What you are asked to do: In the data that follows, count every line holding the string "text" and give the count alone.

Material to process:
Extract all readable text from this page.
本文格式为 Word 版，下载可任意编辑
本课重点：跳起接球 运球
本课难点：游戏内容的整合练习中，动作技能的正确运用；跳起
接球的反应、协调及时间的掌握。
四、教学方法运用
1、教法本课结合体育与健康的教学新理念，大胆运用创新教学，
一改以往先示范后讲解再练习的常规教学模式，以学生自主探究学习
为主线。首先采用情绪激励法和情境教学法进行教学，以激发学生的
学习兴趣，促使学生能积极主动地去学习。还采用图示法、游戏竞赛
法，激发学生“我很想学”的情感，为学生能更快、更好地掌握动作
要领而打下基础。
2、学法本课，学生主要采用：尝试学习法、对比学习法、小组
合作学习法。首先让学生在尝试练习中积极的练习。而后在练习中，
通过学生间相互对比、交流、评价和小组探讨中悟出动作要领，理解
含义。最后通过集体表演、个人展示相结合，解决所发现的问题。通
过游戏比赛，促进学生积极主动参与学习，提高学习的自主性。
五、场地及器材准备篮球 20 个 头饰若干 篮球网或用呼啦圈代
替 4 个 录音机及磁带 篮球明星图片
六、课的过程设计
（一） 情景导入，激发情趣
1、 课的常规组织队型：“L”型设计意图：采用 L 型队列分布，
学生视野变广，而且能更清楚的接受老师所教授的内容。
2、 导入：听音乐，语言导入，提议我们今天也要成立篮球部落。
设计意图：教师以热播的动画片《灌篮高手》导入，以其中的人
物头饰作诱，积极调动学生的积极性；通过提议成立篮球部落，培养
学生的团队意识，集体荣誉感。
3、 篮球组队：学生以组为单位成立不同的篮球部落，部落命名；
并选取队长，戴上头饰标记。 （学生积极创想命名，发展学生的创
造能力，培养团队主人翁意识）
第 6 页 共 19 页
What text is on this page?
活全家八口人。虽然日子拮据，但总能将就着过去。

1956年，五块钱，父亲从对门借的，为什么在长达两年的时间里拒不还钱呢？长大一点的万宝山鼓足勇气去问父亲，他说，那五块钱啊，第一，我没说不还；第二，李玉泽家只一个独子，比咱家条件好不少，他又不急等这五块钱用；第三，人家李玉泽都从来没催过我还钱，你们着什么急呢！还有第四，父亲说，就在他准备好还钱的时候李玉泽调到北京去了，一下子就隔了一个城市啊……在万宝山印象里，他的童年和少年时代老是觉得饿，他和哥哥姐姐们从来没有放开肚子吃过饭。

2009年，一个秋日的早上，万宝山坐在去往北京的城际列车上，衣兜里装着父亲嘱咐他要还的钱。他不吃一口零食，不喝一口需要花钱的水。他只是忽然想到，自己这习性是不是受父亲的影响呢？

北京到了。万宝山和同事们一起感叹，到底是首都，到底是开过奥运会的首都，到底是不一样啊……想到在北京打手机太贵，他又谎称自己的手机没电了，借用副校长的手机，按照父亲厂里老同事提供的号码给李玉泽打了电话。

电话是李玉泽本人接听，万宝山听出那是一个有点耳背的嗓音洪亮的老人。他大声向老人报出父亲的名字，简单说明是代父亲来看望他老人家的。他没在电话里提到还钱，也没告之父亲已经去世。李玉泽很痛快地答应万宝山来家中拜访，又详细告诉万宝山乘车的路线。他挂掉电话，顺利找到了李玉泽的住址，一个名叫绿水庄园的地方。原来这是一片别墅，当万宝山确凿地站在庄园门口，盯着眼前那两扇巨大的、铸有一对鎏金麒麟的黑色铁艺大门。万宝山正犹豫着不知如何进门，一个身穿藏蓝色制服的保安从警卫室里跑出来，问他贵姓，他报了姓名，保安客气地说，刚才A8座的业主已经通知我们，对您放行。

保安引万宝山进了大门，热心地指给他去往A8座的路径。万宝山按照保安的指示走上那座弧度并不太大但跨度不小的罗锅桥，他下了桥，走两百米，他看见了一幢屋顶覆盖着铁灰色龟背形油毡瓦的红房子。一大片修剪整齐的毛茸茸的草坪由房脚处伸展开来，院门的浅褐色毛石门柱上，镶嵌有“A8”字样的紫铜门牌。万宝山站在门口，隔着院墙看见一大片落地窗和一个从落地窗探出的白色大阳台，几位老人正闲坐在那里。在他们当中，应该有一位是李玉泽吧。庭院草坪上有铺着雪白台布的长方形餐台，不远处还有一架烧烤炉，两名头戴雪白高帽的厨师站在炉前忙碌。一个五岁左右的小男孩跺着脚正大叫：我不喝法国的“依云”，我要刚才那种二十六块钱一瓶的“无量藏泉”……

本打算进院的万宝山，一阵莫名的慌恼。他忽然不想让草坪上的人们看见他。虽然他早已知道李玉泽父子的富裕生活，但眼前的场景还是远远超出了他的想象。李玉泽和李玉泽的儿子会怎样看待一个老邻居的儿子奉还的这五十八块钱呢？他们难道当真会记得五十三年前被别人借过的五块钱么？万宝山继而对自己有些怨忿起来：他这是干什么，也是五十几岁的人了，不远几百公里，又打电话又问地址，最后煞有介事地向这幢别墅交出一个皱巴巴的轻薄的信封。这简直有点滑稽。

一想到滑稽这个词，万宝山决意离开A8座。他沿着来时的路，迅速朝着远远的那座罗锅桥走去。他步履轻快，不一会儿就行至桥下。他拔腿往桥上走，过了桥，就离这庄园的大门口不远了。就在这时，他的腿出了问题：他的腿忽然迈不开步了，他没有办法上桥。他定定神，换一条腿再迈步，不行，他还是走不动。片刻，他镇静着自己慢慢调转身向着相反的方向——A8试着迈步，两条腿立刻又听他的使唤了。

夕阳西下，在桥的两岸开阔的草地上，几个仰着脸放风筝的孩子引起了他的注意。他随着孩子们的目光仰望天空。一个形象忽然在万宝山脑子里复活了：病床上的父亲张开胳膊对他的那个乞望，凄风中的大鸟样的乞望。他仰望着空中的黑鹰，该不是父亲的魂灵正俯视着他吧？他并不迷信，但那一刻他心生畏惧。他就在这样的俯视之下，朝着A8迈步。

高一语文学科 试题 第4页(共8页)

Task output: 2